**** Material for the task

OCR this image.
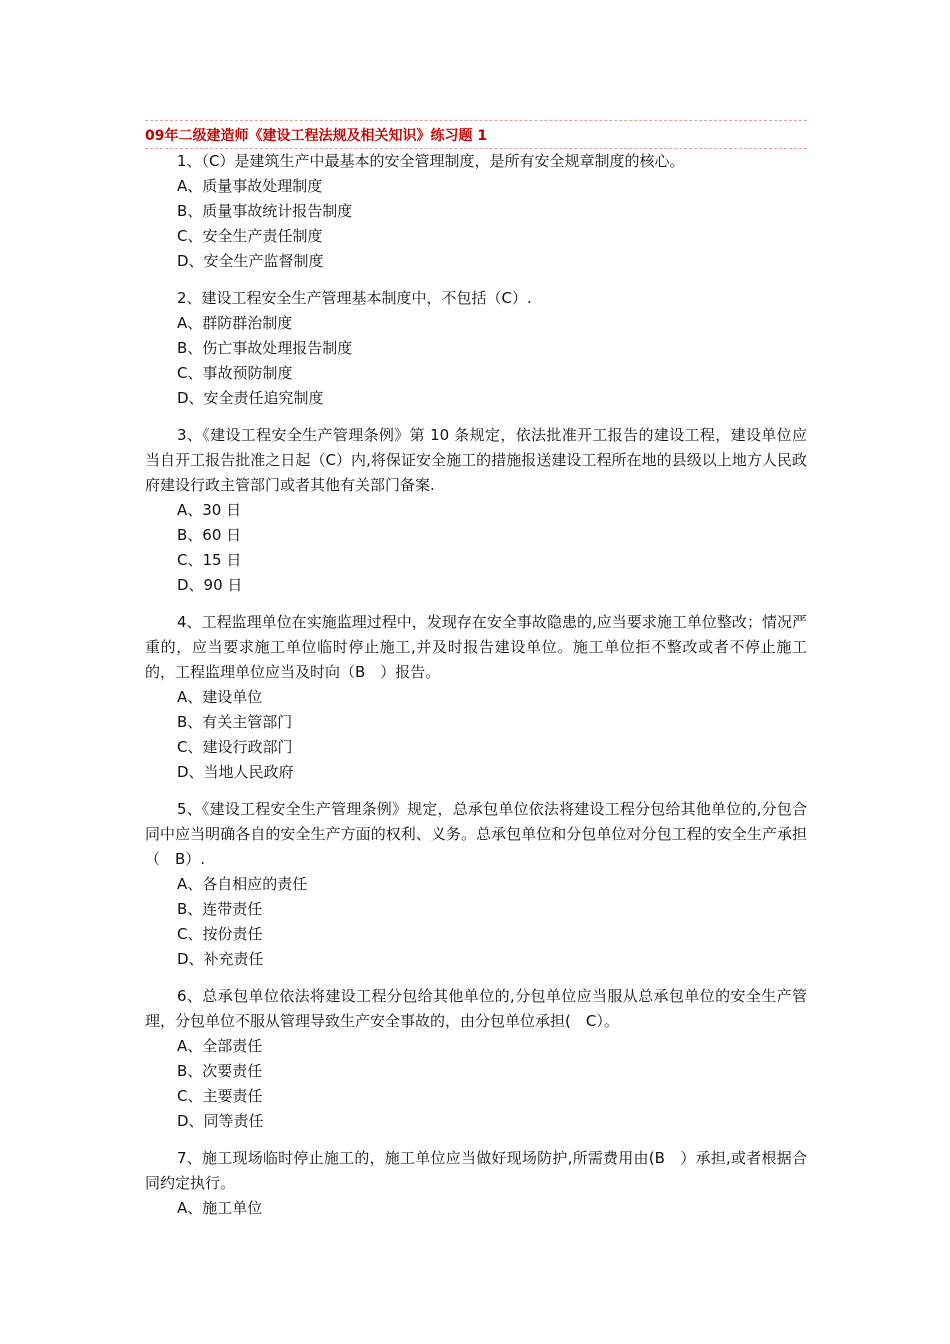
09年二级建造师《建设工程法规及相关知识》练习题 1

1、（C）是建筑生产中最基本的安全管理制度，是所有安全规章制度的核心。

A、质量事故处理制度

B、质量事故统计报告制度

C、安全生产责任制度

D、安全生产监督制度

2、建设工程安全生产管理基本制度中，不包括（C）.

A、群防群治制度

B、伤亡事故处理报告制度

C、事故预防制度

D、安全责任追究制度

3、《建设工程安全生产管理条例》第 10 条规定，依法批准开工报告的建设工程，建设单位应当自开工报告批准之日起（C）内,将保证安全施工的措施报送建设工程所在地的县级以上地方人民政府建设行政主管部门或者其他有关部门备案.

A、30 日

B、60 日

C、15 日

D、90 日

4、工程监理单位在实施监理过程中，发现存在安全事故隐患的,应当要求施工单位整改；情况严重的，应当要求施工单位临时停止施工,并及时报告建设单位。施工单位拒不整改或者不停止施工的，工程监理单位应当及时向（B　）报告。

A、建设单位

B、有关主管部门

C、建设行政部门

D、当地人民政府

5、《建设工程安全生产管理条例》规定，总承包单位依法将建设工程分包给其他单位的,分包合同中应当明确各自的安全生产方面的权利、义务。总承包单位和分包单位对分包工程的安全生产承担（　B）.

A、各自相应的责任

B、连带责任

C、按份责任

D、补充责任

6、总承包单位依法将建设工程分包给其他单位的,分包单位应当服从总承包单位的安全生产管理，分包单位不服从管理导致生产安全事故的，由分包单位承担(　C）。

A、全部责任

B、次要责任

C、主要责任

D、同等责任

7、施工现场临时停止施工的，施工单位应当做好现场防护,所需费用由(B　）承担,或者根据合同约定执行。

A、施工单位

********

What you should do -> Transcribe every record above exactly as written, leaving out any pictures.

Result of this task ->
OCR this image.
09年二级建造师《建设工程法规及相关知识》练习题 1

1、（C）是建筑生产中最基本的安全管理制度，是所有安全规章制度的核心。

A、质量事故处理制度

B、质量事故统计报告制度

C、安全生产责任制度

D、安全生产监督制度

2、建设工程安全生产管理基本制度中，不包括（C）.

A、群防群治制度

B、伤亡事故处理报告制度

C、事故预防制度

D、安全责任追究制度

3、《建设工程安全生产管理条例》第 10 条规定，依法批准开工报告的建设工程，建设单位应当自开工报告批准之日起（C）内,将保证安全施工的措施报送建设工程所在地的县级以上地方人民政府建设行政主管部门或者其他有关部门备案.

A、30 日

B、60 日

C、15 日

D、90 日

4、工程监理单位在实施监理过程中，发现存在安全事故隐患的,应当要求施工单位整改；情况严重的，应当要求施工单位临时停止施工,并及时报告建设单位。施工单位拒不整改或者不停止施工的，工程监理单位应当及时向（B　）报告。

A、建设单位

B、有关主管部门

C、建设行政部门

D、当地人民政府

5、《建设工程安全生产管理条例》规定，总承包单位依法将建设工程分包给其他单位的,分包合同中应当明确各自的安全生产方面的权利、义务。总承包单位和分包单位对分包工程的安全生产承担（　B）.

A、各自相应的责任

B、连带责任

C、按份责任

D、补充责任

6、总承包单位依法将建设工程分包给其他单位的,分包单位应当服从总承包单位的安全生产管理，分包单位不服从管理导致生产安全事故的，由分包单位承担(　C）。

A、全部责任

B、次要责任

C、主要责任

D、同等责任

7、施工现场临时停止施工的，施工单位应当做好现场防护,所需费用由(B　）承担,或者根据合同约定执行。

A、施工单位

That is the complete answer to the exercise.